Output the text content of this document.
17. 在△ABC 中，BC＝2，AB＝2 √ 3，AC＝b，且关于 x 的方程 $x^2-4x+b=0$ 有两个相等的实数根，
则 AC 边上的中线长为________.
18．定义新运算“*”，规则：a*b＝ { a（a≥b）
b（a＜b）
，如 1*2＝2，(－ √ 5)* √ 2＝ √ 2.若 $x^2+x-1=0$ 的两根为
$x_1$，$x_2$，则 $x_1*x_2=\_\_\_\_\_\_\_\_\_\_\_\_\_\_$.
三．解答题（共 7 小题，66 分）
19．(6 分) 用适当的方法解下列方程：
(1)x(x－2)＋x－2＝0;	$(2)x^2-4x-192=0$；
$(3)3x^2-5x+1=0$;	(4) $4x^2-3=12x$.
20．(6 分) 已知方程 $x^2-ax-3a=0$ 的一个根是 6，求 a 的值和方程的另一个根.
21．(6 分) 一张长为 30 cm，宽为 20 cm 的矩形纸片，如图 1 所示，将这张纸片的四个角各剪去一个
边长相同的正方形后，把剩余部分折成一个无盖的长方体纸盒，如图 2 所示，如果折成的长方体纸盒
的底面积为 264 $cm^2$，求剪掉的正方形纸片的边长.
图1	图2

————————

EXERCISE GOAL: Output each record precisely as given.

SOLUTION TO THIS EXERCISE:
Output the text content of this document.
17. 在△ABC 中，BC＝2，AB＝2 √ 3，AC＝b，且关于 x 的方程 $x^2-4x+b=0$ 有两个相等的实数根，
则 AC 边上的中线长为________.
18．定义新运算“*”，规则：a*b＝ { a（a≥b）
b（a＜b）
，如 1*2＝2，(－ √ 5)* √ 2＝ √ 2.若 $x^2+x-1=0$ 的两根为
$x_1$，$x_2$，则 $x_1*x_2=\_\_\_\_\_\_\_\_\_\_\_\_\_\_$.
三．解答题（共 7 小题，66 分）
19．(6 分) 用适当的方法解下列方程：
(1)x(x－2)＋x－2＝0;	$(2)x^2-4x-192=0$；
$(3)3x^2-5x+1=0$;	(4) $4x^2-3=12x$.
20．(6 分) 已知方程 $x^2-ax-3a=0$ 的一个根是 6，求 a 的值和方程的另一个根.
21．(6 分) 一张长为 30 cm，宽为 20 cm 的矩形纸片，如图 1 所示，将这张纸片的四个角各剪去一个
边长相同的正方形后，把剩余部分折成一个无盖的长方体纸盒，如图 2 所示，如果折成的长方体纸盒
的底面积为 264 $cm^2$，求剪掉的正方形纸片的边长.
图1	图2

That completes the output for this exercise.